Material to process |
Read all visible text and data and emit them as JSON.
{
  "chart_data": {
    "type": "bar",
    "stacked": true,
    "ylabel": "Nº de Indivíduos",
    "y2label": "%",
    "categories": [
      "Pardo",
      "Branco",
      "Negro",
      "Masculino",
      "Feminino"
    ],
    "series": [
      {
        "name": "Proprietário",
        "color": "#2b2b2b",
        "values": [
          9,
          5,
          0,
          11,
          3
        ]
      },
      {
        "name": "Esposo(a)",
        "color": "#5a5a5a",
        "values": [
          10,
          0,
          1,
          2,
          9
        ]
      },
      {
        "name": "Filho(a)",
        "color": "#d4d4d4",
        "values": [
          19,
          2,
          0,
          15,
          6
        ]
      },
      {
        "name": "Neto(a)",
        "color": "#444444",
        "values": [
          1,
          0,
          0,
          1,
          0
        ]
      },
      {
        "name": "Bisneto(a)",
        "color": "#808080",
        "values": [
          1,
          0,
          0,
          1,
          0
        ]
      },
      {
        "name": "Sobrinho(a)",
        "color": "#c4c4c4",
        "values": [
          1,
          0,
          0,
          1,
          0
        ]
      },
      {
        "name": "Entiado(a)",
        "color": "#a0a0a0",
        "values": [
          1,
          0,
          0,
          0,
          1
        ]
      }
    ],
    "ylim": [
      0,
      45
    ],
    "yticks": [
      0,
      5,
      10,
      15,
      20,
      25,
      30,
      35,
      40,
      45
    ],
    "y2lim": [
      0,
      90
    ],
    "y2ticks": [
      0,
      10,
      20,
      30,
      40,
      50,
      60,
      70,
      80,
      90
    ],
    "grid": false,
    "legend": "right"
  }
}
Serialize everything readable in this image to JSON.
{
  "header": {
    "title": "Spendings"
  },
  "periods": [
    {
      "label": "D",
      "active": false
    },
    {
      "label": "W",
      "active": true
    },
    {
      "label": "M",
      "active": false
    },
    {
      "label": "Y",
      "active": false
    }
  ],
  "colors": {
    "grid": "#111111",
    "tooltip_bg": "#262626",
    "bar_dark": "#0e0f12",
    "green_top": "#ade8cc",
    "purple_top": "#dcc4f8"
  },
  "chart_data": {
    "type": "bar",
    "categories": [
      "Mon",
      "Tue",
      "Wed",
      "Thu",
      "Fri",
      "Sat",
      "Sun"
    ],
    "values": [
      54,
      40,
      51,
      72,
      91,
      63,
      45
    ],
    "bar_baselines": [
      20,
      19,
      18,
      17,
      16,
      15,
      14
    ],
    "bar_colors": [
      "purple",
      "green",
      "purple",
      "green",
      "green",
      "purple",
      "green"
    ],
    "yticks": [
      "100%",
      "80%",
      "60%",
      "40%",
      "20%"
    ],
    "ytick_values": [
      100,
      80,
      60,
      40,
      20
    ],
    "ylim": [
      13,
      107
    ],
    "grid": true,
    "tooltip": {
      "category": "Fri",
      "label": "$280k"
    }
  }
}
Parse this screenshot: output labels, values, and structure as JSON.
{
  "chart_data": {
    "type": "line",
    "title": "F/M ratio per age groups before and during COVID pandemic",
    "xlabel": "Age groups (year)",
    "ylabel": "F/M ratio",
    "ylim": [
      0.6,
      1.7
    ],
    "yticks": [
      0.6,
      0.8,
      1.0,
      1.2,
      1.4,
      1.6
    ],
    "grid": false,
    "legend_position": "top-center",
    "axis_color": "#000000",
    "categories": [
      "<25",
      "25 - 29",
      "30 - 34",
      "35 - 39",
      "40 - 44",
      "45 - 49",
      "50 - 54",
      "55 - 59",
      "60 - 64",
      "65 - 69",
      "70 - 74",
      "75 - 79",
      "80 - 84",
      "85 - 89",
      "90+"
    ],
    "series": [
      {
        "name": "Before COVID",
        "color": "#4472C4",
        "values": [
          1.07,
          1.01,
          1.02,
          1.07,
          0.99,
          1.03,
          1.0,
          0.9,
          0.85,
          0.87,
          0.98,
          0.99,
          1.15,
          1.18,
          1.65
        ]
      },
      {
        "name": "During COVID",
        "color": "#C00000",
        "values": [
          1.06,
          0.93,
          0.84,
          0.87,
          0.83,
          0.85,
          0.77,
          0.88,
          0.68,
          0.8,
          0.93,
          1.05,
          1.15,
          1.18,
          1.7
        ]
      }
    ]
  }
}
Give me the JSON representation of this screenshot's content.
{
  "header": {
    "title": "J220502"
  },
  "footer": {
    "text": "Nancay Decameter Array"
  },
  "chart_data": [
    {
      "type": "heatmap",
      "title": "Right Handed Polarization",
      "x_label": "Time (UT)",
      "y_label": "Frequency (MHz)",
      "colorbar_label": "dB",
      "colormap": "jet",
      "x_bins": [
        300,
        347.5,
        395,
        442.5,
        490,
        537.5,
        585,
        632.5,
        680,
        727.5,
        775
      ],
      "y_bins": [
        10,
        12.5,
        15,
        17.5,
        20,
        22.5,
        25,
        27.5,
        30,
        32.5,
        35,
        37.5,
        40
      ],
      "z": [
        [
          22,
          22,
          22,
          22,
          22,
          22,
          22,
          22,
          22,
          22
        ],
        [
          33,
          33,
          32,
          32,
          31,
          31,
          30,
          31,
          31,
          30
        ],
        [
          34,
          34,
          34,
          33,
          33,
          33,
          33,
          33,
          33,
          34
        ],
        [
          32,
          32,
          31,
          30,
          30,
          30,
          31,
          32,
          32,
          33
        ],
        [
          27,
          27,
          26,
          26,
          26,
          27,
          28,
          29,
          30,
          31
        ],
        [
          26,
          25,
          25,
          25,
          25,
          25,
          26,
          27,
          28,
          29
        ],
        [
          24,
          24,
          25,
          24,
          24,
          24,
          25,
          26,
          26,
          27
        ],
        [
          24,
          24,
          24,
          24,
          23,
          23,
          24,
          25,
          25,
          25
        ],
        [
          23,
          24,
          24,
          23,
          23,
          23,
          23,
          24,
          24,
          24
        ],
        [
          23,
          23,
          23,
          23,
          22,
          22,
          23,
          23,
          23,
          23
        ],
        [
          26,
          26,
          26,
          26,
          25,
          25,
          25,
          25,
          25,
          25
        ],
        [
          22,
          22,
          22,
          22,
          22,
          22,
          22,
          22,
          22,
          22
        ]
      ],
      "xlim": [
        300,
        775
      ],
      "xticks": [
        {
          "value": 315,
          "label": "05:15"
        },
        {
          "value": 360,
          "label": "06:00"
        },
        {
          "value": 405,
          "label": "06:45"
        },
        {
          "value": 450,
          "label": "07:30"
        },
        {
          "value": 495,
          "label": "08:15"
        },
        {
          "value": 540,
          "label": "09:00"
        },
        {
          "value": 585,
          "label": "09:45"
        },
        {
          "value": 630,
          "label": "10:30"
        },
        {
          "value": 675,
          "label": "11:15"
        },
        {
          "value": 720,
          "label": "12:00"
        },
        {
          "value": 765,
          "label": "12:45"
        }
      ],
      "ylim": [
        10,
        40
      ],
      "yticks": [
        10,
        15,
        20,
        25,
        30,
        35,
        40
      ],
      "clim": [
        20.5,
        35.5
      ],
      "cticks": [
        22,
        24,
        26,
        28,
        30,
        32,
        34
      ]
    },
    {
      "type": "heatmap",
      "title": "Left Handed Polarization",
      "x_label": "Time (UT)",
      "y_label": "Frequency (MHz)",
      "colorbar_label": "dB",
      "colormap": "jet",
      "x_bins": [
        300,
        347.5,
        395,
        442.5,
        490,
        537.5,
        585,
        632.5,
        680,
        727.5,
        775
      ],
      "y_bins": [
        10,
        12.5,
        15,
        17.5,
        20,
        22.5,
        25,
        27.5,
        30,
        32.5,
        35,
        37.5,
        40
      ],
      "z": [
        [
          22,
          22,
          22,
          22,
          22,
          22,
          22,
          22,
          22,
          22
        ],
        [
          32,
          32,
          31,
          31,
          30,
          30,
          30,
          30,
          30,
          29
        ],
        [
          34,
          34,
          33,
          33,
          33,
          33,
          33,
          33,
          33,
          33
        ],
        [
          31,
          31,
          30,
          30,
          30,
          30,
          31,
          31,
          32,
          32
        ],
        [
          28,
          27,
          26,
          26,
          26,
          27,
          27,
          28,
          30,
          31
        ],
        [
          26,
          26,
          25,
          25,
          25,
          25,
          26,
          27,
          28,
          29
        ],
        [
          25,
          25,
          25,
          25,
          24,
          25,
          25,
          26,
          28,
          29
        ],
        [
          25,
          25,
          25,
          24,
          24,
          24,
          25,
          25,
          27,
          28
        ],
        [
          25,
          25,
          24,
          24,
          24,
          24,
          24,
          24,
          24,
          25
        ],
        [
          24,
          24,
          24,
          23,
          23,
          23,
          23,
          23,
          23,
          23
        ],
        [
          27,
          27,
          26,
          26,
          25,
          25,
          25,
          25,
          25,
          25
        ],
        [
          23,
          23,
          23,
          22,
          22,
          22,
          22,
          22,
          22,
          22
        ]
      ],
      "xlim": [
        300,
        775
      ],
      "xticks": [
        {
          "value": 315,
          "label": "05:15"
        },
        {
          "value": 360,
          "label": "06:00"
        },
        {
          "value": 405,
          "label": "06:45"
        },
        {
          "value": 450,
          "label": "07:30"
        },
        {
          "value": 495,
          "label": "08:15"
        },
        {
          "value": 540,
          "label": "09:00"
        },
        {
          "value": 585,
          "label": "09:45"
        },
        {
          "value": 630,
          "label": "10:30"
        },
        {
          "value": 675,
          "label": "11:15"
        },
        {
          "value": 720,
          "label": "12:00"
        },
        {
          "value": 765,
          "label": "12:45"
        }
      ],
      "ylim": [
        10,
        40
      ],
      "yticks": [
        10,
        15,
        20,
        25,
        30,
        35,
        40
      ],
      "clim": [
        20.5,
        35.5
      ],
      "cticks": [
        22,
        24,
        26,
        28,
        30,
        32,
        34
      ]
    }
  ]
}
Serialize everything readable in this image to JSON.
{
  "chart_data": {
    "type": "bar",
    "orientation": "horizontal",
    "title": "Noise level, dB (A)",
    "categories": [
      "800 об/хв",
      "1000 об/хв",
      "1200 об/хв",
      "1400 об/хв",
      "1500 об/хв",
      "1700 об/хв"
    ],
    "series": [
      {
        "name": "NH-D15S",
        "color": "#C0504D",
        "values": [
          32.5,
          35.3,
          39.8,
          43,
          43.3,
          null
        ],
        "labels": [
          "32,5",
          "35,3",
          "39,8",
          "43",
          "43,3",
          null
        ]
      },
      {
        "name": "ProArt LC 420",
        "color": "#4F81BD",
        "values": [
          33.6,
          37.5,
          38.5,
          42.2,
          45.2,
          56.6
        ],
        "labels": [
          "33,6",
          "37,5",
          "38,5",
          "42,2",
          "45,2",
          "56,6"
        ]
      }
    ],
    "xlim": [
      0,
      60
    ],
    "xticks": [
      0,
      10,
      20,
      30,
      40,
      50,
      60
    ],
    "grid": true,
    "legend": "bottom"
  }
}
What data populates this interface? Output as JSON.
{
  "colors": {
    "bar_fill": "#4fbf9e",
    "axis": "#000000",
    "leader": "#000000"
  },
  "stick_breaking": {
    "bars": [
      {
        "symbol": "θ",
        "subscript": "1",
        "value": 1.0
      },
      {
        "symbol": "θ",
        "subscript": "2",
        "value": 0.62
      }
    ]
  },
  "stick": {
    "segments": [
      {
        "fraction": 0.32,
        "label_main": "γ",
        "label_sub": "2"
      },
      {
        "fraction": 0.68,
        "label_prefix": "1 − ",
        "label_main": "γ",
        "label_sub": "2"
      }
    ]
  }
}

Directions | Copy each line above that contains the word "Polarization".

Task result |
      "title": "Right Handed Polarization",
      "title": "Left Handed Polarization",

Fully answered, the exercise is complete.